◆ **DESCRIPTION OF THE TASK**
Return each line that holds the word "title".

--- MATERIAL FOR THIS TASK ---

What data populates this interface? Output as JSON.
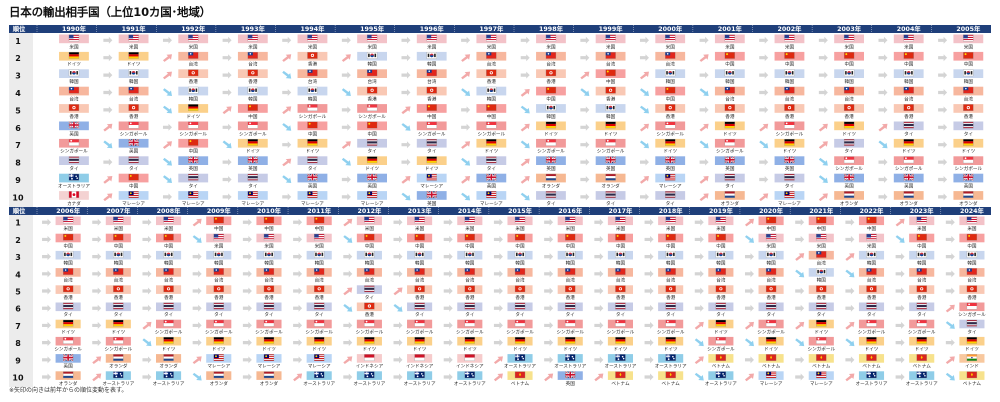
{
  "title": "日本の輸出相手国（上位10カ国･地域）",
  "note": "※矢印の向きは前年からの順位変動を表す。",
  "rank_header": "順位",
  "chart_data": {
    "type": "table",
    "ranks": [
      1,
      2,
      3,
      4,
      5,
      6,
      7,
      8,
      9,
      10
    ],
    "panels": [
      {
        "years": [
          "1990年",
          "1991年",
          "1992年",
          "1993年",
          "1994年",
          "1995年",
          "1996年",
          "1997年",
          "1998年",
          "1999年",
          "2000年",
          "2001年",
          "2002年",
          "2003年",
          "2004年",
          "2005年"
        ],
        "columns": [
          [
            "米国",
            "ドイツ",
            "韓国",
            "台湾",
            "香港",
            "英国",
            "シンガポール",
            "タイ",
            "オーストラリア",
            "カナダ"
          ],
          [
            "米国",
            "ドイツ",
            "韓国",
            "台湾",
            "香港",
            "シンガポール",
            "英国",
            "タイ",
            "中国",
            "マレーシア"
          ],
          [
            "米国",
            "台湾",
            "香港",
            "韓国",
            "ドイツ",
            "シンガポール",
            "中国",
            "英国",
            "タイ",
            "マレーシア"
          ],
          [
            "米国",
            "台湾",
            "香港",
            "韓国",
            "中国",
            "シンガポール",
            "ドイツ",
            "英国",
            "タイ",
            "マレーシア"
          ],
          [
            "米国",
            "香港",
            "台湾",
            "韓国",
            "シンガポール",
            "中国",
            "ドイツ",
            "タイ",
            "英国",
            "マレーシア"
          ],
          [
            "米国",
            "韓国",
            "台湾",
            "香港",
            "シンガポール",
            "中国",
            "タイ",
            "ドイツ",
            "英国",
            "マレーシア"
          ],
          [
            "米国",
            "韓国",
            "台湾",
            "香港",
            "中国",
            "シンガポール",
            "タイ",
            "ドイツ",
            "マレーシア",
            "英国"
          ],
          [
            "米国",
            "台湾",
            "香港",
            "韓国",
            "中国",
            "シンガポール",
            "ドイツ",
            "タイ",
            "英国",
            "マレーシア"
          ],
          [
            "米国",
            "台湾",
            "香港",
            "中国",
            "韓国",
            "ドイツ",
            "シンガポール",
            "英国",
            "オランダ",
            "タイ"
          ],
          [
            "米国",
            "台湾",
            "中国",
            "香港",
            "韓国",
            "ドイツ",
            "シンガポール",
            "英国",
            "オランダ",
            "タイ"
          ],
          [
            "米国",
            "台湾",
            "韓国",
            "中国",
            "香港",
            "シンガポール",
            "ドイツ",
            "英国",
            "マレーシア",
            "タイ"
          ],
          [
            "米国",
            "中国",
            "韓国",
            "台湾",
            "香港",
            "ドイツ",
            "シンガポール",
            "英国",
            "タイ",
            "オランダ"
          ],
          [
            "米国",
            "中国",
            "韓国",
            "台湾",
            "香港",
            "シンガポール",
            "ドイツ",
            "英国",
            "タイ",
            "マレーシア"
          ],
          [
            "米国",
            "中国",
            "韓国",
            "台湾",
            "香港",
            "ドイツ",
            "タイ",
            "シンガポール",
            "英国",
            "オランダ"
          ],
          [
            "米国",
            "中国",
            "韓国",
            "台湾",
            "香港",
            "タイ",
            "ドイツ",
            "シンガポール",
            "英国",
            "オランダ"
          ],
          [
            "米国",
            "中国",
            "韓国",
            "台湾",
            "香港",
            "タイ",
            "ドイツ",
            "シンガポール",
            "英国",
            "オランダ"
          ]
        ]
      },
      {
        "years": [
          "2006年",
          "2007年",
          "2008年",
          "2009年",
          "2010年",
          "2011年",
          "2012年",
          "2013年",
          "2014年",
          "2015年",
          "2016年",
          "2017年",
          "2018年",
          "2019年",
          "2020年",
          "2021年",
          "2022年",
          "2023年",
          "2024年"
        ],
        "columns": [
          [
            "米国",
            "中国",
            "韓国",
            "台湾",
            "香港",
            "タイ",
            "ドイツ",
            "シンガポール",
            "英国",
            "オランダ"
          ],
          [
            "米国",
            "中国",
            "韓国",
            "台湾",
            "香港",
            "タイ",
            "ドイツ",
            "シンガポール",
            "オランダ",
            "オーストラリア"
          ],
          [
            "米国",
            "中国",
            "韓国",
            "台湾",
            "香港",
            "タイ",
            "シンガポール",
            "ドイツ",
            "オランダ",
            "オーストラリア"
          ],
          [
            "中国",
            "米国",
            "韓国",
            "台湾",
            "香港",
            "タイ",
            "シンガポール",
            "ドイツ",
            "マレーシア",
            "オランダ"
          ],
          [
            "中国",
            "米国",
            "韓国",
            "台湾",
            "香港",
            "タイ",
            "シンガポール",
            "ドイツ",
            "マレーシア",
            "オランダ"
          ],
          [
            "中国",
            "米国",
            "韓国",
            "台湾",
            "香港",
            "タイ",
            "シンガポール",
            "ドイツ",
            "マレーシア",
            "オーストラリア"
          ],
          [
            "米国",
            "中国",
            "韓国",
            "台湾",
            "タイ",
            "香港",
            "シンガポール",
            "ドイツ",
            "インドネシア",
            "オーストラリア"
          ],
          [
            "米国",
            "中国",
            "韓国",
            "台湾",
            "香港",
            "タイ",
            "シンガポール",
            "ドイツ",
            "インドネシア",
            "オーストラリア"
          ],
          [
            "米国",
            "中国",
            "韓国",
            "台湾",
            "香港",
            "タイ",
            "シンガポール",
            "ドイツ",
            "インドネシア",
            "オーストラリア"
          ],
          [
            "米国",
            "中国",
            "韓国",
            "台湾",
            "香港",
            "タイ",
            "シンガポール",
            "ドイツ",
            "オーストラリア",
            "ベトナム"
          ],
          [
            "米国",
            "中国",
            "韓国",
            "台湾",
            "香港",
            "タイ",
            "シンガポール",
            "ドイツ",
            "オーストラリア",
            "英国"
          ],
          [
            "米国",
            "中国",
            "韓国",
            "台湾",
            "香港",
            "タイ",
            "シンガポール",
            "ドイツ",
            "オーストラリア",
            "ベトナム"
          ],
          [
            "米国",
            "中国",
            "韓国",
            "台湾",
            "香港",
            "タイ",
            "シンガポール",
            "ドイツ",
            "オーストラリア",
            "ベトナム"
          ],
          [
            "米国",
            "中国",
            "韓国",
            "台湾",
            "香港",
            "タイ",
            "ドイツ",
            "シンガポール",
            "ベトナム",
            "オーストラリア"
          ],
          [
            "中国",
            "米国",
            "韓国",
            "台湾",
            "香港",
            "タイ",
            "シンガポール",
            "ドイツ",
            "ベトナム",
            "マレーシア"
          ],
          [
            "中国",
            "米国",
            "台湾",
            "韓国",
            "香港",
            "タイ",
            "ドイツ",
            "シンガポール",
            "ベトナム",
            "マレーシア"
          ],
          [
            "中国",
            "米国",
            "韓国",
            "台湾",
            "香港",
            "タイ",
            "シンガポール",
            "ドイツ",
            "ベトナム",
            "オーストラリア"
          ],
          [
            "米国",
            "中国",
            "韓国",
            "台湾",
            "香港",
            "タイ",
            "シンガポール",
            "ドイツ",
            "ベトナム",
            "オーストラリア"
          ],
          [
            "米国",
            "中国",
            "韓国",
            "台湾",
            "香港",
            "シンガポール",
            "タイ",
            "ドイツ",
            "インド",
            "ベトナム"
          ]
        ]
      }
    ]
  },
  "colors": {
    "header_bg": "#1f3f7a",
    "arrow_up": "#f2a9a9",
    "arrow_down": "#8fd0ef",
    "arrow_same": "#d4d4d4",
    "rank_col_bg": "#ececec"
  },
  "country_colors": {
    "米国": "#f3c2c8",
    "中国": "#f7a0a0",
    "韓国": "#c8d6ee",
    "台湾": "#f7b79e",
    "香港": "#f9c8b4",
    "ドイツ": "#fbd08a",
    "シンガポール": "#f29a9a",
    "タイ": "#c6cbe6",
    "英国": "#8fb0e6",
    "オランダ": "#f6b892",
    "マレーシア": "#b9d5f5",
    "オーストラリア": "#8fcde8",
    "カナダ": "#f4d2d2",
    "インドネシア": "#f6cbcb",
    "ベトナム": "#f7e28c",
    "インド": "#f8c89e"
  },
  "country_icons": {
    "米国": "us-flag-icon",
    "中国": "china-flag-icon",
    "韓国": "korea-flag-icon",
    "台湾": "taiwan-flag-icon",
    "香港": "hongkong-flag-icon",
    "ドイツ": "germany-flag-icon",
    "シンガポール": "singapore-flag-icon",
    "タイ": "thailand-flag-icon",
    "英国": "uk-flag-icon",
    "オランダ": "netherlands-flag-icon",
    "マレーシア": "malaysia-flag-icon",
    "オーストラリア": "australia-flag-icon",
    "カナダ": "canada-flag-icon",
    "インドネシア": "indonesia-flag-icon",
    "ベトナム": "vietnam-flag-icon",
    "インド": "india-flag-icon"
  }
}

---
--- MATERIAL FOR THIS TASK ---

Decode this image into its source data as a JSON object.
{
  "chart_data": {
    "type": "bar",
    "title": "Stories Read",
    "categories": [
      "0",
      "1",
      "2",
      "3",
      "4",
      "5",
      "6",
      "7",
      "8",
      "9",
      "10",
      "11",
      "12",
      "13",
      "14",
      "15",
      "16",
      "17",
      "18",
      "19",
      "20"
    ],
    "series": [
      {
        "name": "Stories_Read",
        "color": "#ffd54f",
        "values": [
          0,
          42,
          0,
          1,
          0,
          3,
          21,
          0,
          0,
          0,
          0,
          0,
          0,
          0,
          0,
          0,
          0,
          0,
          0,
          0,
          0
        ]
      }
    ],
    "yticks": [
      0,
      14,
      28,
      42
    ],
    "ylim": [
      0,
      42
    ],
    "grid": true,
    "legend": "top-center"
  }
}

---

◆ **WORKED SOLUTION**
  "title": "日本の輸出相手国（上位10カ国･地域）",
    "title": "Stories Read",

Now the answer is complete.